Identify all lines below that hold "grid" and collect them.

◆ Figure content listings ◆
----------
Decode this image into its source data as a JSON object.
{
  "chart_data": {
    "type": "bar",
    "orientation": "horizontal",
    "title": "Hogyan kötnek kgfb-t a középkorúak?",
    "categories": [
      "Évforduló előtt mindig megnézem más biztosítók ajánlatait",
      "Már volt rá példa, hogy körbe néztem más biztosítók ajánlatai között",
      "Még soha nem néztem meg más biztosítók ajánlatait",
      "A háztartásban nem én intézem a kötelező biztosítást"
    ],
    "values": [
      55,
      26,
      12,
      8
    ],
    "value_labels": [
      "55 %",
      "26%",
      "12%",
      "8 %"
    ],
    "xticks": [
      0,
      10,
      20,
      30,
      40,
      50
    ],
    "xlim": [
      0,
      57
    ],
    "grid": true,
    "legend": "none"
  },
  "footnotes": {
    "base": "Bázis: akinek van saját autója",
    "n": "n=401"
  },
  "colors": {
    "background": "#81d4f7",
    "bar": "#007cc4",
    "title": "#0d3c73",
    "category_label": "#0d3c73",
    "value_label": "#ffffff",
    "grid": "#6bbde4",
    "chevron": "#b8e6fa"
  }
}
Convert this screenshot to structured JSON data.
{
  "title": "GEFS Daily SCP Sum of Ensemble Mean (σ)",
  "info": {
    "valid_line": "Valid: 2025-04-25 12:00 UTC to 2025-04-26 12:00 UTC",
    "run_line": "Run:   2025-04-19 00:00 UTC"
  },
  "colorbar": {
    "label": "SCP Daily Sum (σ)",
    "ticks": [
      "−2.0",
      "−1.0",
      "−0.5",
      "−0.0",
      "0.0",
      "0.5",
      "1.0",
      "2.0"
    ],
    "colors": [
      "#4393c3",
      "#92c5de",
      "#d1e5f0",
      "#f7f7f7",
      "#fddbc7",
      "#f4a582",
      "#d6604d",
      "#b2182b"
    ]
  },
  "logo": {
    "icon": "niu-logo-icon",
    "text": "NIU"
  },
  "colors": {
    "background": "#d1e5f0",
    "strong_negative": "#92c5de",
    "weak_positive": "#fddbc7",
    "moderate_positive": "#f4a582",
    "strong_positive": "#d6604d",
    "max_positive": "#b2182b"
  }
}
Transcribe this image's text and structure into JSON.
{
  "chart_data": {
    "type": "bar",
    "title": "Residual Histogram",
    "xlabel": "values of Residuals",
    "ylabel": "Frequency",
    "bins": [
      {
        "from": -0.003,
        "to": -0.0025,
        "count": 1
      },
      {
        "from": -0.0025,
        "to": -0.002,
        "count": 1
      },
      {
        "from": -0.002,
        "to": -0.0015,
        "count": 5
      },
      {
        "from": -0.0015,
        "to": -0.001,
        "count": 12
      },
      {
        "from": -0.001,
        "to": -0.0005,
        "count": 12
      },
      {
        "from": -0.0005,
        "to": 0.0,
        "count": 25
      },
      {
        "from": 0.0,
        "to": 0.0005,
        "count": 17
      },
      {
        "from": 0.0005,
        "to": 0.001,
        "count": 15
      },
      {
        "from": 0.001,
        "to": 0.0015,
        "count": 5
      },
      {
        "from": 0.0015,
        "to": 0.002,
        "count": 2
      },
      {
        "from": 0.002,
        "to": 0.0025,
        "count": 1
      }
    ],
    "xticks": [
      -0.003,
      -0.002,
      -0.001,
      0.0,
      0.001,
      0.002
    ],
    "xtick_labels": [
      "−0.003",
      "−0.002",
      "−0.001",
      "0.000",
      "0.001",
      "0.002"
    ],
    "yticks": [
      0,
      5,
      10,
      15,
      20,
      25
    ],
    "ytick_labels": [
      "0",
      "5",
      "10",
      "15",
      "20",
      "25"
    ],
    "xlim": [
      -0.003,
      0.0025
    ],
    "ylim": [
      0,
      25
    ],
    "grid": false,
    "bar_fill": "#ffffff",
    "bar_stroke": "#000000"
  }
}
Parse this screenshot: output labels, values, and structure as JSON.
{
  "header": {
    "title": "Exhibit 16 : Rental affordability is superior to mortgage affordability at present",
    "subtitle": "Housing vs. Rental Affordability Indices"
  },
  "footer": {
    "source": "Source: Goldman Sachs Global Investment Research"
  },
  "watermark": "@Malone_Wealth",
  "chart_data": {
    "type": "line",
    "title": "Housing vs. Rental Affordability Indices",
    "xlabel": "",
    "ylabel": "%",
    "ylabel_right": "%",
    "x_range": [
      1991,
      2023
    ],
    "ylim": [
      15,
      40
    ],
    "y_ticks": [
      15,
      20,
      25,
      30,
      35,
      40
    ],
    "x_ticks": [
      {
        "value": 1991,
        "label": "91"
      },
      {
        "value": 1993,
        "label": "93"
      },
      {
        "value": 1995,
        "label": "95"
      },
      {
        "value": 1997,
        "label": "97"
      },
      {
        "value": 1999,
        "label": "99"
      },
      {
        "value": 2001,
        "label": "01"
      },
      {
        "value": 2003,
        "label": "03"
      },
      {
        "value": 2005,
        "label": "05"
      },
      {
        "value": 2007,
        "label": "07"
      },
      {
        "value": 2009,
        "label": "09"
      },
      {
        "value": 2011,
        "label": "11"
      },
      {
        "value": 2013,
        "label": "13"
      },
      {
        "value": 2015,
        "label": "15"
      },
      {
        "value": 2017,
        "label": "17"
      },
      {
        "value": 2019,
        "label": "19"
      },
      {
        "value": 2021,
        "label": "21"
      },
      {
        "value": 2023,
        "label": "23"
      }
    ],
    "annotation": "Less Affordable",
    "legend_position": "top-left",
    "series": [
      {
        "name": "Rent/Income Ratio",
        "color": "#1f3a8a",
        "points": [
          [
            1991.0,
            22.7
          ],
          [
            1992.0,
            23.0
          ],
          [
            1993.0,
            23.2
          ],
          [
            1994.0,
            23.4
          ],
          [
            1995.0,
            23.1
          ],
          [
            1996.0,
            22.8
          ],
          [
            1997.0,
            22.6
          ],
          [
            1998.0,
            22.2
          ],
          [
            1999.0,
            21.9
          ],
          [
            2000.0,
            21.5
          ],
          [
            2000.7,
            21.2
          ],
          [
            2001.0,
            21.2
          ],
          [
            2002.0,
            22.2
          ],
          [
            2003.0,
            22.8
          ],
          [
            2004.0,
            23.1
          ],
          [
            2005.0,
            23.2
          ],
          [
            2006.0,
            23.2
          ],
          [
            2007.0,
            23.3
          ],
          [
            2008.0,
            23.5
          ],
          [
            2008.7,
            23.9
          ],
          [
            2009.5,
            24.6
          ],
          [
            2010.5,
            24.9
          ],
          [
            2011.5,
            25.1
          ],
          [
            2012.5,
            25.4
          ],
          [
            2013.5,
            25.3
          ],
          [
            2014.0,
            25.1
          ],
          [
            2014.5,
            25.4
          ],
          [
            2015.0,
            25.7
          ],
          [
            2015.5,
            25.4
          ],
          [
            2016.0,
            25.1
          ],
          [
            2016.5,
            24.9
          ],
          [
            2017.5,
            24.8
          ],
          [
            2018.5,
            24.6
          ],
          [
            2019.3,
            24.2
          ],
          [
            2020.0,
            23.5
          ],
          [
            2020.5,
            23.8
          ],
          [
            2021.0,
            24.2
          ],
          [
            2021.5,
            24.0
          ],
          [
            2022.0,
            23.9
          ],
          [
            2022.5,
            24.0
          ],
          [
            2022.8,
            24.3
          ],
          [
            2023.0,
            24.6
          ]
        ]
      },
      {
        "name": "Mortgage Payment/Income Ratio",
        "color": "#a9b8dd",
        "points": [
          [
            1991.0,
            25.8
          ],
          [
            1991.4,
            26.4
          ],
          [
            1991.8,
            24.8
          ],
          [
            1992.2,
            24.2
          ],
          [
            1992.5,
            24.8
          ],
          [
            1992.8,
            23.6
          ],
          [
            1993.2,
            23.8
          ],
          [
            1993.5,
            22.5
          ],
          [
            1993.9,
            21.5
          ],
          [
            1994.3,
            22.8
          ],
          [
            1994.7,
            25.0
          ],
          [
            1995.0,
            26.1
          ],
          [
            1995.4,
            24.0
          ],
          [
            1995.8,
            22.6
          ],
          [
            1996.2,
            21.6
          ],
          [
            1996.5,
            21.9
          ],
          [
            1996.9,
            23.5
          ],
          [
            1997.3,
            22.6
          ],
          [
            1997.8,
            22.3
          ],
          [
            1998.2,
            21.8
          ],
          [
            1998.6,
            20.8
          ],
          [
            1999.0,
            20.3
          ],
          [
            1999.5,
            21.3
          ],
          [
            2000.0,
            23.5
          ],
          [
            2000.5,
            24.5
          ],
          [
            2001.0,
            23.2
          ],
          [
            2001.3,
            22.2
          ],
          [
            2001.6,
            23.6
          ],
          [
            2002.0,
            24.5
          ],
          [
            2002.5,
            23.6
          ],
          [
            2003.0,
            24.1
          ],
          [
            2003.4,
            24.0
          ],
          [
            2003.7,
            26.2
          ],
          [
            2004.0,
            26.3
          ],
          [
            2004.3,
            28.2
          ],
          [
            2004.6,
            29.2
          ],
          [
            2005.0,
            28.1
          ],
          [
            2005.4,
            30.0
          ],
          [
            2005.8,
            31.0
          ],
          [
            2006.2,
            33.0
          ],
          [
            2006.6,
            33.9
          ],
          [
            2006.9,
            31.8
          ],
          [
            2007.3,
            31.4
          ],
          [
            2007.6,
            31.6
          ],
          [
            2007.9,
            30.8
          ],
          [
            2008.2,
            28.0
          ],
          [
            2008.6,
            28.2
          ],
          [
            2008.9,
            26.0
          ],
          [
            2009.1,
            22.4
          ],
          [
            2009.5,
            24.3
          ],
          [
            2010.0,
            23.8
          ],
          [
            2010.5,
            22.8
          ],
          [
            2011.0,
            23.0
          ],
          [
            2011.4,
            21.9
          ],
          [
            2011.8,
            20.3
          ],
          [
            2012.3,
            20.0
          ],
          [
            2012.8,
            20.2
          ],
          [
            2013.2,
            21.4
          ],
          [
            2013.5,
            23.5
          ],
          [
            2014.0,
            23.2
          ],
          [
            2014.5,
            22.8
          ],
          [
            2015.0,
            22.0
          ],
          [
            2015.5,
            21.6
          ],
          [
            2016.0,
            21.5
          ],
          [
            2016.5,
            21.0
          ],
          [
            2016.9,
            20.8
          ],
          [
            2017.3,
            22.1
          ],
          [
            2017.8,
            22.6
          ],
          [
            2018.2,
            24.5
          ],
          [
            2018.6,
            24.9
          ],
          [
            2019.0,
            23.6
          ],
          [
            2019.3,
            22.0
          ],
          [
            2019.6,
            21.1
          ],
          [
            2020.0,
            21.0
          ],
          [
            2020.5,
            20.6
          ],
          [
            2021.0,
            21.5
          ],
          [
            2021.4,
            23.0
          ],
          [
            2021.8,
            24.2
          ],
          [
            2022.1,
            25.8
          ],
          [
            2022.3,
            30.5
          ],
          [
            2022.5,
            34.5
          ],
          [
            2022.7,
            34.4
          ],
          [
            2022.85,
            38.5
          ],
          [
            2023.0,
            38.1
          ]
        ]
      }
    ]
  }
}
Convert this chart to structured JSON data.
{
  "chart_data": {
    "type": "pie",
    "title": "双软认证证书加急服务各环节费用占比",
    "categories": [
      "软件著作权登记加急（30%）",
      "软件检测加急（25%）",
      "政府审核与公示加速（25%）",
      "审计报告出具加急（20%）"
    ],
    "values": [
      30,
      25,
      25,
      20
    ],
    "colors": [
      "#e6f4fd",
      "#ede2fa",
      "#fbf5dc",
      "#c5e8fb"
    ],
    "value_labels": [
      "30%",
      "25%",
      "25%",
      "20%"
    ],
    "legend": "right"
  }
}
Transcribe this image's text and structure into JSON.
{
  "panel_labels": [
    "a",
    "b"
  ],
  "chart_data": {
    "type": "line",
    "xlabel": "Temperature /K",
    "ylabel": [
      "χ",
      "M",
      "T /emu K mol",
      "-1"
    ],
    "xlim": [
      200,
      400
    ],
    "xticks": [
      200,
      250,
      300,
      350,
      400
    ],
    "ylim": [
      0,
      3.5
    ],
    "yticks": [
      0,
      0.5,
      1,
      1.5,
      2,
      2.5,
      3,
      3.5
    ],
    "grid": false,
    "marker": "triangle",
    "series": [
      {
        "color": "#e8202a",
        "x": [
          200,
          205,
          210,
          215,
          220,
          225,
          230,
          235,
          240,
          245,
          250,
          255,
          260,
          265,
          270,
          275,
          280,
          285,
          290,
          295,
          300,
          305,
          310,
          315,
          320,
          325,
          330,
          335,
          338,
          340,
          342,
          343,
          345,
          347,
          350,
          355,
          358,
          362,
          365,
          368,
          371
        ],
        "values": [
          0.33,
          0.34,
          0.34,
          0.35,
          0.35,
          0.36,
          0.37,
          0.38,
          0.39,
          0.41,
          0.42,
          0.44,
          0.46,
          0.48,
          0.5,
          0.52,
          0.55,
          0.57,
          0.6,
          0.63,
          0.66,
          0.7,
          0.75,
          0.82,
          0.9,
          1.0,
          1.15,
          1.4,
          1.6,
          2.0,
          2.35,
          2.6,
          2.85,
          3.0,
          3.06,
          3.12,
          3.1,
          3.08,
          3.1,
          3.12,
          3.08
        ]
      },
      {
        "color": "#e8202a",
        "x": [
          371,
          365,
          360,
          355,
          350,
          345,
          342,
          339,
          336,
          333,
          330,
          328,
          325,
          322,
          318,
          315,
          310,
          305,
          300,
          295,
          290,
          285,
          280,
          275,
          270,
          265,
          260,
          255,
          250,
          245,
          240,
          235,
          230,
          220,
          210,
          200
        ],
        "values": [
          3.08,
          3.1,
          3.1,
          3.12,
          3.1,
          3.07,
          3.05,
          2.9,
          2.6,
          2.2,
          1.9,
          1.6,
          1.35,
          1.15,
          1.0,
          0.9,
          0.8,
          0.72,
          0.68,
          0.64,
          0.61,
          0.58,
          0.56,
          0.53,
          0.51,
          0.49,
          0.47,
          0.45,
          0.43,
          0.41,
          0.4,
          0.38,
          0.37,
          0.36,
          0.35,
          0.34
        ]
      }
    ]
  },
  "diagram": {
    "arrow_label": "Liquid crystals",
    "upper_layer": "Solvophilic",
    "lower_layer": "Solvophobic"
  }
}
----------
◆ Answer to the task ◆
    "grid": true,
    "grid": "#6bbde4",
    "grid": false,
    "grid": false,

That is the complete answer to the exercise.